- [EXERCISE INPUTS]:
__________

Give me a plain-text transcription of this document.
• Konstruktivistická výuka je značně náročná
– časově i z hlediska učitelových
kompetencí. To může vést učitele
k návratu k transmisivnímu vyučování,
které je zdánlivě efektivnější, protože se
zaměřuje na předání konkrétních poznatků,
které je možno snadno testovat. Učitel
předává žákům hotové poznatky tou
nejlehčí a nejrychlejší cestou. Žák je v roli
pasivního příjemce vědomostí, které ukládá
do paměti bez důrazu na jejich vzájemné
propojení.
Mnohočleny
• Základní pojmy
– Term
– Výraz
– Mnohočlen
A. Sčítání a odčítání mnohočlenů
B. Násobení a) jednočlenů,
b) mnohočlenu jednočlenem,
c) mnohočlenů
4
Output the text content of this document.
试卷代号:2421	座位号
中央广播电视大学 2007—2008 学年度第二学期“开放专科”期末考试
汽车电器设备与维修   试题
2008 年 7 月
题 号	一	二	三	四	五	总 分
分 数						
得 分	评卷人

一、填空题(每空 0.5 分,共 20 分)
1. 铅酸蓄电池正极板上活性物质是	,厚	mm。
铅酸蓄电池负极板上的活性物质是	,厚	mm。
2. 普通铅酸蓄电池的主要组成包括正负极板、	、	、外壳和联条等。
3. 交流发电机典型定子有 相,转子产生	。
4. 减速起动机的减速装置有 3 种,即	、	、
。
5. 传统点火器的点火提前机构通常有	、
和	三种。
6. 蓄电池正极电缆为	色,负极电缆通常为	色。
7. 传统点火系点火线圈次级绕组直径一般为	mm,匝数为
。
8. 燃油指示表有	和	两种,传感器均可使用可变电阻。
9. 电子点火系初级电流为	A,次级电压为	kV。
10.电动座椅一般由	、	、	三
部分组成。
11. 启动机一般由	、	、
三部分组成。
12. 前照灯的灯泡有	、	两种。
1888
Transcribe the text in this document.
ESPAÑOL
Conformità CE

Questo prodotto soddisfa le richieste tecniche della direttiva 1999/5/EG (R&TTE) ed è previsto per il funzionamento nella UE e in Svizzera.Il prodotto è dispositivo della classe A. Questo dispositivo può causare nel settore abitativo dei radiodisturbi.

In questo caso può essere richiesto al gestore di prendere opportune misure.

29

__________

- [WHAT YOU ARE ASKED TO DO]:
Report how many lines include the word "this". Give nothing but the number.

- [FULL SOLUTION]:
3